* **Given problem A**
Collect every line of the records that contains the string "down", matching case exactly.

* **Selected text**

Logo Tamarack Associates
Products Download Support Order Contact

Full Text Search Product Comparisons

The following table compares Rubicon with DBISAM's full text search capability. Please be sure to read the explanations that follow the table as they elaborate on each point. A test program and database are available at the bottom of this page for download.

As the table and explanations illustrate, Rubicon emphasizes speed and customization in all aspects of indexing, updating, and searching. 

  Rubicon 2.20 DBISAM 3.26
Integration Add on components Built in
Portable Yes No
FTS index storage Separate table IDX file
FTS index location Any drive or directory In database
Index on separate PC Yes Yes
Indexing open table Yes No when restructuring
Access to indexed words Yes No
Index all field types Yes Only native fields
Custom field handling Yes No
Custom word handling Yes No
Partial indexing Yes No
Segmented indexing Yes No
Index 50mb speed 1 minute 7 seconds 9 minutes 12 seconds
Index 50mb size 52mb 29mb
Search logic and, or, not, near, phrase, like and, or, not
Ranking Yes, optional Yes, optional
Wildcard searching Yes Yes
Matching words & counts Yes No, just words
Limit match results Yes Yes
Match dataset optional Yes Yes, with filters
Search speed narrow 0.06 seconds 0.11 seconds
Search speed normal 1.2 seconds 2.5 seconds
Search speed vague 18 seconds (see notes) 36 seconds

Integration

Rubicon is a set of add on components that handle the full text search (FTS) functions of building, updating, and searching of word indexes. DBISAM offers a built in FTS feature that does not require any additional components.  DBISAM FTS is accessed through SQL function like TEXTSEARCH and TEXTOCCURS.

* **Records for the exercise**
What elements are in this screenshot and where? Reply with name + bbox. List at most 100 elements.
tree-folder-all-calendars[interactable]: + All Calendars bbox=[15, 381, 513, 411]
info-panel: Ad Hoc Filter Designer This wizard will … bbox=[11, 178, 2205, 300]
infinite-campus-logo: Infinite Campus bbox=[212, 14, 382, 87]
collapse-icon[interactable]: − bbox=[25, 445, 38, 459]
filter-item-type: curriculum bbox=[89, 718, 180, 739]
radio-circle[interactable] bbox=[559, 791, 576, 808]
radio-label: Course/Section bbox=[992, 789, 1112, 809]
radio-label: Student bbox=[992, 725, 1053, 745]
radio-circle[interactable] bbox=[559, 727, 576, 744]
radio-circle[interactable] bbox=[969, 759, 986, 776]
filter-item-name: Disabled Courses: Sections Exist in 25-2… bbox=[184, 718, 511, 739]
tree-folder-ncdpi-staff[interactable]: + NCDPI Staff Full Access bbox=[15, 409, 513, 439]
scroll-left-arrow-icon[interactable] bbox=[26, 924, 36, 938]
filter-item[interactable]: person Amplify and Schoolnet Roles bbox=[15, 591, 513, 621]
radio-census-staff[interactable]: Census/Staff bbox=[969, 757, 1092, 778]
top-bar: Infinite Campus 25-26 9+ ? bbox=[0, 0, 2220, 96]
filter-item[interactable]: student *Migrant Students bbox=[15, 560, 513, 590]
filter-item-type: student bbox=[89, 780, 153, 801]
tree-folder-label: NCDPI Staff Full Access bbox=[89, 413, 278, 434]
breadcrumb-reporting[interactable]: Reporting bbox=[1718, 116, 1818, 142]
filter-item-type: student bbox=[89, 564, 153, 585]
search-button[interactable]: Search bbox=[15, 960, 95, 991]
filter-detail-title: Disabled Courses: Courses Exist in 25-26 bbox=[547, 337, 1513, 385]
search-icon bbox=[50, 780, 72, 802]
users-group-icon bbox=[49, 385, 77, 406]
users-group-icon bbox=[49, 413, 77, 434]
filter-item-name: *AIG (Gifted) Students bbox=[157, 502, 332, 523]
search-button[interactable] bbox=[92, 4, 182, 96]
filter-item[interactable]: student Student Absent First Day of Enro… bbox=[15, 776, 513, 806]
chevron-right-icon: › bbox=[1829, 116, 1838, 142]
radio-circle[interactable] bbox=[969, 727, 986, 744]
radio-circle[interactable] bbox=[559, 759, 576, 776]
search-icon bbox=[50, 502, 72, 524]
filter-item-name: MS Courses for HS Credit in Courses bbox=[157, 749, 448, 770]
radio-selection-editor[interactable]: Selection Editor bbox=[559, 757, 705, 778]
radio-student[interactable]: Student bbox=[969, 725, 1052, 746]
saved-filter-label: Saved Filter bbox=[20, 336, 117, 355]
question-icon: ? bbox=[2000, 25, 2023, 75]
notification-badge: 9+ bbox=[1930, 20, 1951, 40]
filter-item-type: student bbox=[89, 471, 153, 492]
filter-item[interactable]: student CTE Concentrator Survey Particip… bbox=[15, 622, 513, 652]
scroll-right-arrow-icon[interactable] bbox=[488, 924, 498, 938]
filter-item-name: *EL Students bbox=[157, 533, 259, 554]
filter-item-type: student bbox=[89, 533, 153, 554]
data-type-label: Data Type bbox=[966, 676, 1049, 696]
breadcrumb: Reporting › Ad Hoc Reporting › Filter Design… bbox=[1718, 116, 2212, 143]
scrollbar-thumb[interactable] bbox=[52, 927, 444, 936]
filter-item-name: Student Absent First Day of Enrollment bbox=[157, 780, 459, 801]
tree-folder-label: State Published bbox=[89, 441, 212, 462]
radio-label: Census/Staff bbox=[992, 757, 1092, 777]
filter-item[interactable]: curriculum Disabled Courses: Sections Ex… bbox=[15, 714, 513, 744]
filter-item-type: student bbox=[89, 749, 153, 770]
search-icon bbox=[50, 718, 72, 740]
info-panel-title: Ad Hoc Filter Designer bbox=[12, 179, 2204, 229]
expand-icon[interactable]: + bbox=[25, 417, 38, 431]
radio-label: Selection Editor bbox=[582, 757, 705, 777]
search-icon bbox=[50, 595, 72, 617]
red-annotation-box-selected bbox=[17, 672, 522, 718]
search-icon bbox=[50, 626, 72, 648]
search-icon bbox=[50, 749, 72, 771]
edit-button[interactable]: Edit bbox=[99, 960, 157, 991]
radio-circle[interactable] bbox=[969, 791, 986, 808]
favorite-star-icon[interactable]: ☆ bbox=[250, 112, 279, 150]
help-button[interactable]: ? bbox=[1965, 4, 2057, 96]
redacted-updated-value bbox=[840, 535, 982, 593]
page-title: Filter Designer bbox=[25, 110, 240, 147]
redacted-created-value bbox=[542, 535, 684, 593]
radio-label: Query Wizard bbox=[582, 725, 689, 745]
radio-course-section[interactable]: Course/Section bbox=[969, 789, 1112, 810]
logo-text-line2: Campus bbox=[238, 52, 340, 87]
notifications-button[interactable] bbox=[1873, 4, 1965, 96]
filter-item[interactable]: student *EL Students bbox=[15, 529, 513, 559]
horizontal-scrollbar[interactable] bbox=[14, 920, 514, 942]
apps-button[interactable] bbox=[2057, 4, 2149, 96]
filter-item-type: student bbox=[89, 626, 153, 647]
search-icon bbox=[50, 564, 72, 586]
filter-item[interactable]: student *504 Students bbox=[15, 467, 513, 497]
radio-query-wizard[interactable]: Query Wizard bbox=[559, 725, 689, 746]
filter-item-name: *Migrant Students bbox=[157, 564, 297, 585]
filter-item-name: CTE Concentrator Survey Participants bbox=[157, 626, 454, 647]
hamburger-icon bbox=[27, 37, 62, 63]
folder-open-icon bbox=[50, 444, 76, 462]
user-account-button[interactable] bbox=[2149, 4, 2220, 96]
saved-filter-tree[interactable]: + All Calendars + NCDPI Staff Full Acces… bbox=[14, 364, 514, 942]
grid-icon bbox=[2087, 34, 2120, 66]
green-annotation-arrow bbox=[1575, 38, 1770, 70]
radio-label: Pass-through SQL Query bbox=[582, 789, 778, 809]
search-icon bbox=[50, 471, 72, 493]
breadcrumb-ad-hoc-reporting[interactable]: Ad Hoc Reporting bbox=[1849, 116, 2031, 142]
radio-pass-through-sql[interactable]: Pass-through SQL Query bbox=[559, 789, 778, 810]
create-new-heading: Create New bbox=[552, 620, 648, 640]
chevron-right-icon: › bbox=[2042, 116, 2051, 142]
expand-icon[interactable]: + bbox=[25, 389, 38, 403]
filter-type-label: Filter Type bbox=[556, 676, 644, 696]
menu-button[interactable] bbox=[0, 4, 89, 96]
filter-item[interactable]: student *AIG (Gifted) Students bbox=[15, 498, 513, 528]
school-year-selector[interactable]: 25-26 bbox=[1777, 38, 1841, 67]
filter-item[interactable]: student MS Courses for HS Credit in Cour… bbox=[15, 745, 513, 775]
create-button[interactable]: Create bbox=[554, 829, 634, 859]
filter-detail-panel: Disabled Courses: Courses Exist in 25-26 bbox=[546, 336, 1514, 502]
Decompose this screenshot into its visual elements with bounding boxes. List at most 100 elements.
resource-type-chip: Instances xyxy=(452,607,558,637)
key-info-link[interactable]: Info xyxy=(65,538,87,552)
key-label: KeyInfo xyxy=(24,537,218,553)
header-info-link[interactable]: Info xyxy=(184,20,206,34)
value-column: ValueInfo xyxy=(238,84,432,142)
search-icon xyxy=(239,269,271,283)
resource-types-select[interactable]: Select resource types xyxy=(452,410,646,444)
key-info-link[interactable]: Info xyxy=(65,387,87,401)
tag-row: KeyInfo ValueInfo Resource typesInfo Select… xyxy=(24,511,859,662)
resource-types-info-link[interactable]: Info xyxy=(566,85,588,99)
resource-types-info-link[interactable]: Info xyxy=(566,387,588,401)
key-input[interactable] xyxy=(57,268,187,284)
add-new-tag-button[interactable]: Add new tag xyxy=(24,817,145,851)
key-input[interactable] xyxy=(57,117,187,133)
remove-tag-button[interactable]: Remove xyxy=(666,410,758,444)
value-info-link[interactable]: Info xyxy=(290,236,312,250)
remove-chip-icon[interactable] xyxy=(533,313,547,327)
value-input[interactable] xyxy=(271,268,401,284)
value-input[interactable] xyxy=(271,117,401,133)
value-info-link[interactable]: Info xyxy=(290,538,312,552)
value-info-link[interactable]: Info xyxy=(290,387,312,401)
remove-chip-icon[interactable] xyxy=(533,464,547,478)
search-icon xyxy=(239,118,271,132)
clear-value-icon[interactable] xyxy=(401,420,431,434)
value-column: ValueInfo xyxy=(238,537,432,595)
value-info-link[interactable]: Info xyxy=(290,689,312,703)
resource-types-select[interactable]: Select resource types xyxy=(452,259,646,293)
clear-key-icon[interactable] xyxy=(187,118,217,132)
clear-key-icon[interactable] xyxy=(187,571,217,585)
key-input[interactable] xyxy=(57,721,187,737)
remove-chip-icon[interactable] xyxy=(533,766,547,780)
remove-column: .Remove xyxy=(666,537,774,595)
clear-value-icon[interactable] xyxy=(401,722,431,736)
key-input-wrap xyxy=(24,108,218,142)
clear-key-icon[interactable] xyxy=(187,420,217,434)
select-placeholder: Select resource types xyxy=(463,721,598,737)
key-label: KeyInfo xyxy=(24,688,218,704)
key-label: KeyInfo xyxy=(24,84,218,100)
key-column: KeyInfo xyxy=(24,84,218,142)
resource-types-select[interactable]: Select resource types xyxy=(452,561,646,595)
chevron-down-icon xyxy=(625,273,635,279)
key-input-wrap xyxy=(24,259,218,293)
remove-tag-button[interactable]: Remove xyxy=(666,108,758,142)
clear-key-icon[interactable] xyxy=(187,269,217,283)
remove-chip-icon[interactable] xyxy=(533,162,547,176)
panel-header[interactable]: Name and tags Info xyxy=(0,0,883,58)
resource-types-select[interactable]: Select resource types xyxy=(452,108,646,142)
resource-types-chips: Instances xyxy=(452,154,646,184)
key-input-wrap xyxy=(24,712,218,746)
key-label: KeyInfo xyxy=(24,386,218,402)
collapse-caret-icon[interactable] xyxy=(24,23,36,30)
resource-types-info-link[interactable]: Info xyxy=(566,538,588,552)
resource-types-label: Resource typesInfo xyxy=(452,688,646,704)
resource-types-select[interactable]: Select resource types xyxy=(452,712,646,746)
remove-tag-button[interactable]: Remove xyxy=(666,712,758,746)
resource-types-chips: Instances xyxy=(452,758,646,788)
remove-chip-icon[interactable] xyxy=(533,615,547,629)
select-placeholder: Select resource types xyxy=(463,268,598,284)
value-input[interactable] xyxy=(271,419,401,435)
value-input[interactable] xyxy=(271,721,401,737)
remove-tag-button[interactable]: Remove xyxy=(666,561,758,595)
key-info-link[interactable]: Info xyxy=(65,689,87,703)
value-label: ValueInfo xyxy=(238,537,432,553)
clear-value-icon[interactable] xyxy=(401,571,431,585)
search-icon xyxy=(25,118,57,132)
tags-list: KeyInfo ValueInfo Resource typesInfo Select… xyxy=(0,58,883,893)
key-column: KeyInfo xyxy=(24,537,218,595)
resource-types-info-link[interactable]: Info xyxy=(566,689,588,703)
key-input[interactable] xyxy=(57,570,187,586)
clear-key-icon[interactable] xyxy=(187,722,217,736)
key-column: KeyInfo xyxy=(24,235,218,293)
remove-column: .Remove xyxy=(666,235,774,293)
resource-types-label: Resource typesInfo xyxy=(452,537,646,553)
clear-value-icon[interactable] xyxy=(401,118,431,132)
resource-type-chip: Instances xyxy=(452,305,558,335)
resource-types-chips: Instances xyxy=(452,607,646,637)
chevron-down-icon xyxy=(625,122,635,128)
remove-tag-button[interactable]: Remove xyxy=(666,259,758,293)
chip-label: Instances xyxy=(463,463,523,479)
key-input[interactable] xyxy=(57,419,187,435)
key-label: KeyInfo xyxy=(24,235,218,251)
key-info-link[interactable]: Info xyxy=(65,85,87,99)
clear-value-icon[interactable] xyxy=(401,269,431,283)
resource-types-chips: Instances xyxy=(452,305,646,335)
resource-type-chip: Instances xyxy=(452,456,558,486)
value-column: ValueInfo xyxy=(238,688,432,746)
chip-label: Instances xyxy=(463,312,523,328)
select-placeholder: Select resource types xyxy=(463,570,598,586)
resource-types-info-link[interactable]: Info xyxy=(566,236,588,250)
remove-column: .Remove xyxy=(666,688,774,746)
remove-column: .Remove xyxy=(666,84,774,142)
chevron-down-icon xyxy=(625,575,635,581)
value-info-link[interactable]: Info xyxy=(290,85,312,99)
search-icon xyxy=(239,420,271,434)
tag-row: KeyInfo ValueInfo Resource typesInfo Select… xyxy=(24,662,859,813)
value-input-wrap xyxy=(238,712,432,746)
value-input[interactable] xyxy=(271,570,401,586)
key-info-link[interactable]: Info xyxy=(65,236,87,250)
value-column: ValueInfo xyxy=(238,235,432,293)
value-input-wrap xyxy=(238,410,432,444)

* **Given problem B**
Extend the Rubicon and DBISAM full text search comparison with a few more sentences, starting after its last sentence.

* **Expected output A**
chevron-down-icon xyxy=(625,273,635,279)
chevron-down-icon xyxy=(625,122,635,128)
chevron-down-icon xyxy=(625,575,635,581)

* **Expected output B**
Portable

Rubicon FTS is portable across a wide range of SQL and table based databases including Advantage, ADO, Apollo, BDE, DBISAM, Direct Oracle Access, FlashFiler, InterBase Express, InterBase Objects, NexusDB, ODBC Express, and Topaz.

FTS Index Storage

Rubicon FTS indexes are stored in separate tables. DBISAM FTS indexes are stored in the table's idx file. Rubicon stores its indexes in a separate table, so you have the choice of backing up this file.

FTS Index Location

Rubicon indexes are not tied to the database of the table being indexed. The Rubicon indexes may be stored anywhere.

Index on Separate PC

Since indexing is resource intensive, it is often useful to perform this task on a separate PC. Rubicon can read the target data from a remote system and create the FTS indexes on the local system. DBISAM can index a table on another system, but the FTS indexes have to be written back to that system.

Indexing Open Table

Rubicon does not require exclusive access to the table when indexing so the table may be open for read access by other users. When adding FTS indexing to an existing DBISAM table, the table must be restructured which requires exclusive access.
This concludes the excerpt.